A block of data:
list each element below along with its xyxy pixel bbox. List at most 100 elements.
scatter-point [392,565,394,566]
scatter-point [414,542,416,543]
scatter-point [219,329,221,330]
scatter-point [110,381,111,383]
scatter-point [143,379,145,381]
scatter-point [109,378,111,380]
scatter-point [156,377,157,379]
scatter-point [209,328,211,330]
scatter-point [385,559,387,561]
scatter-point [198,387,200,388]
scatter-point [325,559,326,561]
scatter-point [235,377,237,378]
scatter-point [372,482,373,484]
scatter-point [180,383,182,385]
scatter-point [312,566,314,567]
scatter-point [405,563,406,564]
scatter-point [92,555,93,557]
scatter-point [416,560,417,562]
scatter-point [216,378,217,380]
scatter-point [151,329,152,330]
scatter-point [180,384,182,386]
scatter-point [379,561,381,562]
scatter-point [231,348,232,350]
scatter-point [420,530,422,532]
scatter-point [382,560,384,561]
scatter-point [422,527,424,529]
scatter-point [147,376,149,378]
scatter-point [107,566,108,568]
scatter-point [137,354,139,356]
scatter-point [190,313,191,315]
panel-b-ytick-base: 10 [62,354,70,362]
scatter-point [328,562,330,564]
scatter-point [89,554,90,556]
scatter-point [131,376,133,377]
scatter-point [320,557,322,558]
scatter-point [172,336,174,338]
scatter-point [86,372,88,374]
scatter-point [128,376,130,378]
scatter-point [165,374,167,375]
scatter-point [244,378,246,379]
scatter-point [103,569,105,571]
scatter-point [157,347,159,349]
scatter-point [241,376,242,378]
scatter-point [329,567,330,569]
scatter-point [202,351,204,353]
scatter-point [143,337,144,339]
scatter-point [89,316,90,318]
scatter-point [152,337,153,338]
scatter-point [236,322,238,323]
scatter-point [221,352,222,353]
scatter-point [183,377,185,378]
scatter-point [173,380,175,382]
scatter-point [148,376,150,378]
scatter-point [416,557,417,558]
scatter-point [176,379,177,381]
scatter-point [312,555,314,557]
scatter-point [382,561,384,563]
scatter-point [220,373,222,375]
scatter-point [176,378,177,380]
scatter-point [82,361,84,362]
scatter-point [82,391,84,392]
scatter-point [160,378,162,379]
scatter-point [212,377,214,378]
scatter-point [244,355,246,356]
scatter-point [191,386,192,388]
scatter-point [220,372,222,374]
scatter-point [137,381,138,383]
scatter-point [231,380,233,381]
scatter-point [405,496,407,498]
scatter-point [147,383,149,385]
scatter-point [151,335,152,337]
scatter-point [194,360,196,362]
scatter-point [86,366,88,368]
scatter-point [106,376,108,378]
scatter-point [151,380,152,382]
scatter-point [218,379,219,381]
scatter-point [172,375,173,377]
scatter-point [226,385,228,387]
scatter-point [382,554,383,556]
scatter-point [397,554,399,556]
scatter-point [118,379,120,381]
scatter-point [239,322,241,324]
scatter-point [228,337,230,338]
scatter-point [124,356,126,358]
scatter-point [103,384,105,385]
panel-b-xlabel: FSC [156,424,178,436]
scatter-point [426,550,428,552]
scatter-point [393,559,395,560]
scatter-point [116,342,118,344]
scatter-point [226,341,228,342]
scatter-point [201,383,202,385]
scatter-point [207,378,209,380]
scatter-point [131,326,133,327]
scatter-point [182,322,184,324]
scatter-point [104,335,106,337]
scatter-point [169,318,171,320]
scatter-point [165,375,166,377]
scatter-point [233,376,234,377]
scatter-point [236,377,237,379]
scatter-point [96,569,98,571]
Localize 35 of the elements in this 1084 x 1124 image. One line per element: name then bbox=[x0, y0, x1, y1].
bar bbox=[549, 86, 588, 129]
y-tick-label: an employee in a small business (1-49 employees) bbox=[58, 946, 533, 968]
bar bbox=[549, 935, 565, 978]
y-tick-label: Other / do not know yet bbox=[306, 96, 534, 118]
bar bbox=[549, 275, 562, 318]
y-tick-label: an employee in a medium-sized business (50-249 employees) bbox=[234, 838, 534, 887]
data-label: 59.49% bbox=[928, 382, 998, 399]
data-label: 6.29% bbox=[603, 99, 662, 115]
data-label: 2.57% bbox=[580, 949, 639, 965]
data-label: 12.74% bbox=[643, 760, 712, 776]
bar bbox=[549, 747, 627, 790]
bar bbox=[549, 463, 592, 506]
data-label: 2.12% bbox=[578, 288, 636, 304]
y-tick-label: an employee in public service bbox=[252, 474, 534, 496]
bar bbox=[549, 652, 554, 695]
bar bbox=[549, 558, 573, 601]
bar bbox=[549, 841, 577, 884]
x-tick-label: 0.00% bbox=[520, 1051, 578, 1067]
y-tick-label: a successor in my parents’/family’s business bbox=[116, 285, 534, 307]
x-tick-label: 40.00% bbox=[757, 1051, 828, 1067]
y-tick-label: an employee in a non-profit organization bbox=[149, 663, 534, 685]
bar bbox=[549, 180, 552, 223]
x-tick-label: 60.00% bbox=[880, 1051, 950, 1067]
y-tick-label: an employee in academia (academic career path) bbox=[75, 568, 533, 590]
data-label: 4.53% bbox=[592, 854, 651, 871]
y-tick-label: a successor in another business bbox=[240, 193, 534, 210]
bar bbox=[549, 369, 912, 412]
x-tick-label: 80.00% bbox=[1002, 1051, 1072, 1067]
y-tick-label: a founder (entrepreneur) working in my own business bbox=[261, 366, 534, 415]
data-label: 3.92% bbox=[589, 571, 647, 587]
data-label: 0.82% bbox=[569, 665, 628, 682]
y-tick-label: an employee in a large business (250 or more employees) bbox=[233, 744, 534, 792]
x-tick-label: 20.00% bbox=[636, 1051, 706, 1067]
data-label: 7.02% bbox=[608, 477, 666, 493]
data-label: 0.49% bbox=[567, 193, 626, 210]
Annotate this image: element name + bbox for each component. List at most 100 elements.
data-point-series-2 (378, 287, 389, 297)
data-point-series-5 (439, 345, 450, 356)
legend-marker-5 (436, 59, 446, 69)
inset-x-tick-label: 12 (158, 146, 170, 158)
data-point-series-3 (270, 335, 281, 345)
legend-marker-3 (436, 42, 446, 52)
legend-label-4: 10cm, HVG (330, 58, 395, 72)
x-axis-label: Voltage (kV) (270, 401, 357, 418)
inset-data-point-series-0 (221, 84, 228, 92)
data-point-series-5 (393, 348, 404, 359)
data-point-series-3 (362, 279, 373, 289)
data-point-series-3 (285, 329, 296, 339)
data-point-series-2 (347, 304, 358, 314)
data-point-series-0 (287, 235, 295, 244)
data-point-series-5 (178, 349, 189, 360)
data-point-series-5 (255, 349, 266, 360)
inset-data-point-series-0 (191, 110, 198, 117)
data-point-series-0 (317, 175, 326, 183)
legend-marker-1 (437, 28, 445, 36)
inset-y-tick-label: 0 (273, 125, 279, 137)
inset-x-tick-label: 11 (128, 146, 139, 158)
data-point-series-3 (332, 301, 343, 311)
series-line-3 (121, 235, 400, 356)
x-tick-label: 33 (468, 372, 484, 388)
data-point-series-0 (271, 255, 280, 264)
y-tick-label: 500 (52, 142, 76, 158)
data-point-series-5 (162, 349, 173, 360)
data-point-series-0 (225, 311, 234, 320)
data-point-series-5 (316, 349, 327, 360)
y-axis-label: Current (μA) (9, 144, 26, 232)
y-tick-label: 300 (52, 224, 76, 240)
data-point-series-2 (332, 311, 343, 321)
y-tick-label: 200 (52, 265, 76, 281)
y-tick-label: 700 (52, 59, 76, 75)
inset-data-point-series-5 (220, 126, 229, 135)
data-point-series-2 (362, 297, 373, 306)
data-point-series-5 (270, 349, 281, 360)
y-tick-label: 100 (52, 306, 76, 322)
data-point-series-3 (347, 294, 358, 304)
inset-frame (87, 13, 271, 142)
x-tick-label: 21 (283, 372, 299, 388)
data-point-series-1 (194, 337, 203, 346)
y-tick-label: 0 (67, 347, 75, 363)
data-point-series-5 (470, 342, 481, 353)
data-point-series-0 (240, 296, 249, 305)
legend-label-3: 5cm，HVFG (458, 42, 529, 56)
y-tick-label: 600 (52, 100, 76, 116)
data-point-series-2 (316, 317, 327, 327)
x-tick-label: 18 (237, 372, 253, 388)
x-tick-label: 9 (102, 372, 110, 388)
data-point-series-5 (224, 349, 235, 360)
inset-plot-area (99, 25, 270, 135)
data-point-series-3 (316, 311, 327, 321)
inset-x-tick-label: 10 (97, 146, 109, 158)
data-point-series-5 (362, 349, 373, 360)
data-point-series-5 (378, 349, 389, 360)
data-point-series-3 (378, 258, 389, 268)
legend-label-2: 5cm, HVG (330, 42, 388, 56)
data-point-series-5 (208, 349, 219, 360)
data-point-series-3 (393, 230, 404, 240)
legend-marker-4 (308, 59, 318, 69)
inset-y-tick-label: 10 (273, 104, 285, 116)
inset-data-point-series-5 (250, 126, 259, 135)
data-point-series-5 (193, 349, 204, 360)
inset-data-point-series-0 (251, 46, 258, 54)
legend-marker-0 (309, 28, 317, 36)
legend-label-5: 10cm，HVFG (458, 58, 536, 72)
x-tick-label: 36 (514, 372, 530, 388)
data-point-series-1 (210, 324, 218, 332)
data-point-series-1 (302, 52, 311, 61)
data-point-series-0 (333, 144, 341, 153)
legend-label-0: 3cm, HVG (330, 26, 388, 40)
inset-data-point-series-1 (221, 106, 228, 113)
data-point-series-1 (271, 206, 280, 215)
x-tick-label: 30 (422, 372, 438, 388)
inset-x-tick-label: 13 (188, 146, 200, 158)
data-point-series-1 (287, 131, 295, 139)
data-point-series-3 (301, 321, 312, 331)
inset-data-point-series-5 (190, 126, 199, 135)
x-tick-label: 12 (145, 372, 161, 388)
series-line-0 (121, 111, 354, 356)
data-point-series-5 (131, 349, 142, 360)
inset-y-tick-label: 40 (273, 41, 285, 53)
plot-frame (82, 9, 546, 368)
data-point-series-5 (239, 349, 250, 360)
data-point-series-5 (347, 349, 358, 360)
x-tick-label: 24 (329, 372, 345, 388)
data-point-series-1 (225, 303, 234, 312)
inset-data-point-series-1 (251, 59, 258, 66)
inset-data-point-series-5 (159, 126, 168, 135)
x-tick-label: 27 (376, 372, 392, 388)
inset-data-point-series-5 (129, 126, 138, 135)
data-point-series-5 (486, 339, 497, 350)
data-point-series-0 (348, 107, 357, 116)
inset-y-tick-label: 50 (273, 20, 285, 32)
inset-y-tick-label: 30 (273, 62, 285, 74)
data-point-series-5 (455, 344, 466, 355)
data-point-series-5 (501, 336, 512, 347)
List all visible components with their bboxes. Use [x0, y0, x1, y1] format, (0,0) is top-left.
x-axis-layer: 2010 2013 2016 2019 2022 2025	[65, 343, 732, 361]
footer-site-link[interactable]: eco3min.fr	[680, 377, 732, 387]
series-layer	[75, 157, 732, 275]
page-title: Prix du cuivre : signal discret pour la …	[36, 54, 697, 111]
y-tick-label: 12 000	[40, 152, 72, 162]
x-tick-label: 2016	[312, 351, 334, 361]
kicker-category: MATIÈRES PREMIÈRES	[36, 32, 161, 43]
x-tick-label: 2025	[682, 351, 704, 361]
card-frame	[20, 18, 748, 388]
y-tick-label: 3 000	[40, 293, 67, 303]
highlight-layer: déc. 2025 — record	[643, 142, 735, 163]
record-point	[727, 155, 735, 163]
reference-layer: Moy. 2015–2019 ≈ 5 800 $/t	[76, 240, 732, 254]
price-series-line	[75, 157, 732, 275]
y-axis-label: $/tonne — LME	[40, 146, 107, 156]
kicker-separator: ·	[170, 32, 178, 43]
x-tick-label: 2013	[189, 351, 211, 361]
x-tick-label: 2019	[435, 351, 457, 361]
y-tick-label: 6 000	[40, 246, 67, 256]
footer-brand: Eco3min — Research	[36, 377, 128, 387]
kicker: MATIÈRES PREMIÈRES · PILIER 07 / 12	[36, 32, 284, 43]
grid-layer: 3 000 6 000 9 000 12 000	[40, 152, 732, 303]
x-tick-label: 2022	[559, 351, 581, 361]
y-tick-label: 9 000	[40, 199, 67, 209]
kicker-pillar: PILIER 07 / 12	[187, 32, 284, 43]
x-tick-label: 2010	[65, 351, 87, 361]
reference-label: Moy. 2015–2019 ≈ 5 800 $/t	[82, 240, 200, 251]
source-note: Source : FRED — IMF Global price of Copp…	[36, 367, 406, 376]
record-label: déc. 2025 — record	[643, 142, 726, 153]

* [DIRECTIONS]:
Reproduce the entries from the start of the block up to and including the line containing "scatter-point [385,559,387,561]", switching every "scatter-point" to "data-point" and leaving all other text unchanged.

* [FINISHED TASK]:
list each element below along with its xyxy pixel bbox. List at most 100 elements.
data-point [392,565,394,566]
data-point [414,542,416,543]
data-point [219,329,221,330]
data-point [110,381,111,383]
data-point [143,379,145,381]
data-point [109,378,111,380]
data-point [156,377,157,379]
data-point [209,328,211,330]
data-point [385,559,387,561]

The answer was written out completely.